From the entries that follow, gather each line holding the word "adjusted".

== Provided information ==

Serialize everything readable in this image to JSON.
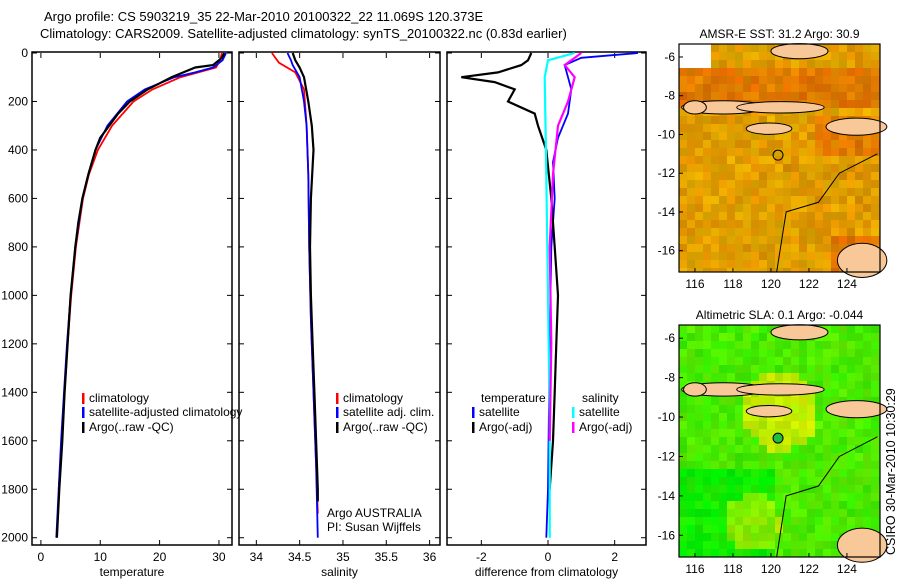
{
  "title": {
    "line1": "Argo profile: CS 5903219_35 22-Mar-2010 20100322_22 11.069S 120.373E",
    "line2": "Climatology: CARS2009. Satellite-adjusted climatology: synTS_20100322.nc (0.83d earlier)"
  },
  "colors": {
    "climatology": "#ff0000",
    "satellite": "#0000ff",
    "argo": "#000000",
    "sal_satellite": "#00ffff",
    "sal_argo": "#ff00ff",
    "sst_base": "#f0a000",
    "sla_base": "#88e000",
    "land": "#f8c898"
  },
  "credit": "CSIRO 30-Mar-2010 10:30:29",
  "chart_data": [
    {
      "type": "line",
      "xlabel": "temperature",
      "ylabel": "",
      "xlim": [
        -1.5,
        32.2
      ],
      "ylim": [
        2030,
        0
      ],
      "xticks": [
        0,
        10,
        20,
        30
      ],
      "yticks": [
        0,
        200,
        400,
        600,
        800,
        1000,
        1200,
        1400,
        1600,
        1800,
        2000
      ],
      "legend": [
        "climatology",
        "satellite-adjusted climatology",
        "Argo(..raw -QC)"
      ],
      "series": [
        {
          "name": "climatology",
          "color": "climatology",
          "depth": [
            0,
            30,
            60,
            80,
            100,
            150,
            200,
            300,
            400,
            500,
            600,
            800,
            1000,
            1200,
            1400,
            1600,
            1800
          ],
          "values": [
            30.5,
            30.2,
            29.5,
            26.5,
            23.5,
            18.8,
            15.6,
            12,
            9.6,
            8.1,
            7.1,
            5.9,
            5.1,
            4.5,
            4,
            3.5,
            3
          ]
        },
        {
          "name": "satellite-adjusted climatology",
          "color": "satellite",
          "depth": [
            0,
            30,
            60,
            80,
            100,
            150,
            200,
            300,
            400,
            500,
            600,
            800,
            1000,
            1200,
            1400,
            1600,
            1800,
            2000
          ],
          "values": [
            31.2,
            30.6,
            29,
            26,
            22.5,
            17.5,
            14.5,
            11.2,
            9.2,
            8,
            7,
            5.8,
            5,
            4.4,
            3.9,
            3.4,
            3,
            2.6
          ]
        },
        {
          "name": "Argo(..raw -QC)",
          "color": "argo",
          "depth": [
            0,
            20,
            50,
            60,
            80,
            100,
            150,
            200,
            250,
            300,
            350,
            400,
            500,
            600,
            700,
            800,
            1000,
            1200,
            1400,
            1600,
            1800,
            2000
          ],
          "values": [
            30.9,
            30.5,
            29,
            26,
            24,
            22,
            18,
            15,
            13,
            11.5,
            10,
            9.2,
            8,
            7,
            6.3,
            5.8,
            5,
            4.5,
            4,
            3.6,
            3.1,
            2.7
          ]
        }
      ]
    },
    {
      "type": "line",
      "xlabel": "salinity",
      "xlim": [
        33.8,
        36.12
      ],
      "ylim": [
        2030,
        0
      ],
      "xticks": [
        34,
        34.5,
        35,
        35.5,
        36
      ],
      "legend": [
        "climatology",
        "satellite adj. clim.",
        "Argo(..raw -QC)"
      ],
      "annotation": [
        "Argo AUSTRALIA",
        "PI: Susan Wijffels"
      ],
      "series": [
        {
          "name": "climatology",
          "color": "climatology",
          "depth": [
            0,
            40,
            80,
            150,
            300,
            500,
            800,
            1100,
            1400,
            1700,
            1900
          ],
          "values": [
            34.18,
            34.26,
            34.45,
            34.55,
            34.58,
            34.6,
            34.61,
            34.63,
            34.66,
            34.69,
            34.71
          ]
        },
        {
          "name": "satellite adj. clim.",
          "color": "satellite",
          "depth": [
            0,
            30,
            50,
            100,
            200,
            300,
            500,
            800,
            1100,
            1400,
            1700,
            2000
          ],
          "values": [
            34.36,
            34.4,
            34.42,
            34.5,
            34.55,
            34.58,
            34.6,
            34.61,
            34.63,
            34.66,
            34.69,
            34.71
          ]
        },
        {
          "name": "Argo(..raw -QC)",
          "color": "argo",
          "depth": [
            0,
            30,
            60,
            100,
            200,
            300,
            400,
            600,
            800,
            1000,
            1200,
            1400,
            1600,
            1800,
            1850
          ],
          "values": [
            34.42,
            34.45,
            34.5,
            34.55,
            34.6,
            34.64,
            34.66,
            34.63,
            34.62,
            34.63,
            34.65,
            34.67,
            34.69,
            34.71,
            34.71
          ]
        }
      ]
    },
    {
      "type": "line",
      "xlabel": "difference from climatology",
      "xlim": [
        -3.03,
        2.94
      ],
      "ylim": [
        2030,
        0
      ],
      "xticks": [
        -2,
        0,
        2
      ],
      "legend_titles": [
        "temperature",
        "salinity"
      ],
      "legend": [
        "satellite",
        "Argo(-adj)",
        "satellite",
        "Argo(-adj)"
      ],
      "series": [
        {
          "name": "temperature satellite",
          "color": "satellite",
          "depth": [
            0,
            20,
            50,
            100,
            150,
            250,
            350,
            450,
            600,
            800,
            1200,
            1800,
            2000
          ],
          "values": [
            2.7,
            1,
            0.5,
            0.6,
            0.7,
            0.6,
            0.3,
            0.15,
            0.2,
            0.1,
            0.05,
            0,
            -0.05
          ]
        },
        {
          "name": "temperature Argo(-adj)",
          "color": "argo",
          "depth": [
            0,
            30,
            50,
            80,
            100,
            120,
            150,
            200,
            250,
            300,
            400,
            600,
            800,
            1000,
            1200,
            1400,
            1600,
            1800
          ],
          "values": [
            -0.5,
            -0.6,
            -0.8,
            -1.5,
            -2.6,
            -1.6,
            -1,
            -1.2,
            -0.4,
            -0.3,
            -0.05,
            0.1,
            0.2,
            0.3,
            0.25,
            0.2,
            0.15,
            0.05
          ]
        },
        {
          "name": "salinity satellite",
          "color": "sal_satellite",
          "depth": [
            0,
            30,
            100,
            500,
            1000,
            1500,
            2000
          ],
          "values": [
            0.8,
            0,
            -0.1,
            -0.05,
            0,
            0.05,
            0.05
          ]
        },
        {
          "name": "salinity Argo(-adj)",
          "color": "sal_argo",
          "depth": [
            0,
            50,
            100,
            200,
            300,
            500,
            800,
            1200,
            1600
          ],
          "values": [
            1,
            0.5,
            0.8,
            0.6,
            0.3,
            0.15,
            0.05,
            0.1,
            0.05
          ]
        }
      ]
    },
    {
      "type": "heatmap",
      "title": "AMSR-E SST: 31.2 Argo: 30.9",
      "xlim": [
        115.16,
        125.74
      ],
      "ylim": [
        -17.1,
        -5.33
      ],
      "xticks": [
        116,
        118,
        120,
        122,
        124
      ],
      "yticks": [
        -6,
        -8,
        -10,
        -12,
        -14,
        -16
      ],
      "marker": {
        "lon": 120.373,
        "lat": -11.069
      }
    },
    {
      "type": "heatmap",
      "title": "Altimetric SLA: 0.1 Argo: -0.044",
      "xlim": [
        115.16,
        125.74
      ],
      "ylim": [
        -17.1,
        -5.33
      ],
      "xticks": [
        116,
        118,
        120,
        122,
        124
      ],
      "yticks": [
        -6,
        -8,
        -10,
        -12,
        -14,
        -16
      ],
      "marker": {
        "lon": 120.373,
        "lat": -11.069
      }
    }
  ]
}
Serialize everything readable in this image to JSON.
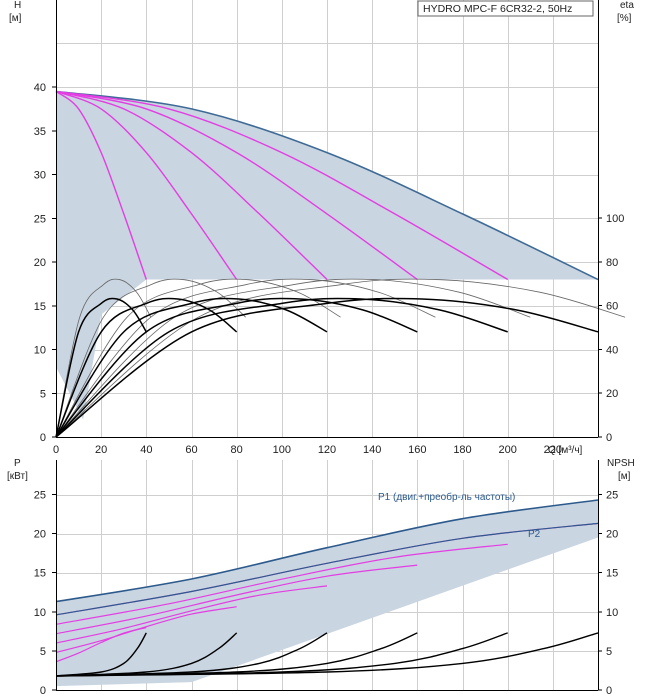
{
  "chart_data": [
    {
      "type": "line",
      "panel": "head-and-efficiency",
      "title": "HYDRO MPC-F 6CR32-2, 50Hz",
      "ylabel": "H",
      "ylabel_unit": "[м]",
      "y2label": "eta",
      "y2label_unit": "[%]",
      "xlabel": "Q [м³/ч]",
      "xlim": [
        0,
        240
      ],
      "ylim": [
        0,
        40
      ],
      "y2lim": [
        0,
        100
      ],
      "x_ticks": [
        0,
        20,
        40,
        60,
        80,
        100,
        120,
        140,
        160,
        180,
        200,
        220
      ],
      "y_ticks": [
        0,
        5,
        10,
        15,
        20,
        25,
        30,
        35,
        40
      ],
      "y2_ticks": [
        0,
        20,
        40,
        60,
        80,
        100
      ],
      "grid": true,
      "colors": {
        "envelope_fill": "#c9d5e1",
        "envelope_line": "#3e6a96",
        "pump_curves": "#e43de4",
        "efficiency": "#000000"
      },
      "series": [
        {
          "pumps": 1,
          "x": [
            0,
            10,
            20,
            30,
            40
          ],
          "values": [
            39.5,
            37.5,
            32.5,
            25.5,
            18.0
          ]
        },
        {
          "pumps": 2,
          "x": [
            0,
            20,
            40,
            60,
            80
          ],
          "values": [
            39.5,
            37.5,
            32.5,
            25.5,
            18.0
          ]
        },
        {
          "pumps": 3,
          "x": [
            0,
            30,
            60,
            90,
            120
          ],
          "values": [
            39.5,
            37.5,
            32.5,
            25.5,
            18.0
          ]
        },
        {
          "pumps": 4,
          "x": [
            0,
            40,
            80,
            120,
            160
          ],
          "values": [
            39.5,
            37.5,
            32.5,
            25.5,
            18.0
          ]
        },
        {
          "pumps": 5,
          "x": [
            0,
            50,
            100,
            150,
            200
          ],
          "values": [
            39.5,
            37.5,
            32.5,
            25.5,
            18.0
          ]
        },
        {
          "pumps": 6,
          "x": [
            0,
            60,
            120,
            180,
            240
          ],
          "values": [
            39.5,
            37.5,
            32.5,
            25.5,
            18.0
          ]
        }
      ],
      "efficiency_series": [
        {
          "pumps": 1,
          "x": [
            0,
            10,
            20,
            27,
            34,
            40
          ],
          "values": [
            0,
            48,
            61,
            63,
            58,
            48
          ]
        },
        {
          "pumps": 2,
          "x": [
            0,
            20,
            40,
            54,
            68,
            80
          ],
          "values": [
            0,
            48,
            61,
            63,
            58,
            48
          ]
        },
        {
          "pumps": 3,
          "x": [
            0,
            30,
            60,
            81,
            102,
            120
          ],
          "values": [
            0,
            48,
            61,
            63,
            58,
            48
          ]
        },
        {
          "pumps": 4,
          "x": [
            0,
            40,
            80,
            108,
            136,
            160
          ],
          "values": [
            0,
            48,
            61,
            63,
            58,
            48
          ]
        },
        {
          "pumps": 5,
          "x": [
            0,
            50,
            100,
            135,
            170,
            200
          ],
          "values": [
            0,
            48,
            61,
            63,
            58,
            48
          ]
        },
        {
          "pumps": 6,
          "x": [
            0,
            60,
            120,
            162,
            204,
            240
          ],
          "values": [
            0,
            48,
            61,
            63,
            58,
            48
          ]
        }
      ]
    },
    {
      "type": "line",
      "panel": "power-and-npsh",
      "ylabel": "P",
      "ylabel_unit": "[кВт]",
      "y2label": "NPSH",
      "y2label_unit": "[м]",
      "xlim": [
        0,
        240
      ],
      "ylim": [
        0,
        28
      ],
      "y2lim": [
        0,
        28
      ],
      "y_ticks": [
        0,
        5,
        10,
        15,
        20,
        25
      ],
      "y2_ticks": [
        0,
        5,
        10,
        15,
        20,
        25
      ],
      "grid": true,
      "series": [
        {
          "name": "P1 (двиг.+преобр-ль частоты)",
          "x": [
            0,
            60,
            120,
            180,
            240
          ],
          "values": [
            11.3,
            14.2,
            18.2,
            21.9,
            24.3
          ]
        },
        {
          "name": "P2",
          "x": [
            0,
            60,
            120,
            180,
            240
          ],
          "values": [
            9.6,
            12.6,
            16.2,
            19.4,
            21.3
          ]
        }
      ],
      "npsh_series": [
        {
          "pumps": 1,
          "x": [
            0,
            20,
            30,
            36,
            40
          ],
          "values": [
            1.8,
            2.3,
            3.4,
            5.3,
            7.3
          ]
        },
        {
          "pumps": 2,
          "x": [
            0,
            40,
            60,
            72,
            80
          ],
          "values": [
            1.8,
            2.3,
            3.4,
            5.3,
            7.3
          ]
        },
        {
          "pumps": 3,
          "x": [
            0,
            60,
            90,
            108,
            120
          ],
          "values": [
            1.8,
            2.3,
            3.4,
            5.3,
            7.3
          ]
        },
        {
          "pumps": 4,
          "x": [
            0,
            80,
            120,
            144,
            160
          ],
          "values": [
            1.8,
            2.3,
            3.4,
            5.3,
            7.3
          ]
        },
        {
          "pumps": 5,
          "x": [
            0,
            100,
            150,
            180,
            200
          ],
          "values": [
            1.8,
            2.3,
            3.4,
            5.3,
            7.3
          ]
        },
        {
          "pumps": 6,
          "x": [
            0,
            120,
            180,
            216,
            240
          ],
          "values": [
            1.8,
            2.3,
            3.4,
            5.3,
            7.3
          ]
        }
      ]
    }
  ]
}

===

> _Written response_
    "line2": "Climatology: CARS2009. Satellite-adjusted climatology: synTS_20100322.nc (0.83d earlier)"
        "satellite-adjusted climatology",
          "name": "satellite-adjusted climatology",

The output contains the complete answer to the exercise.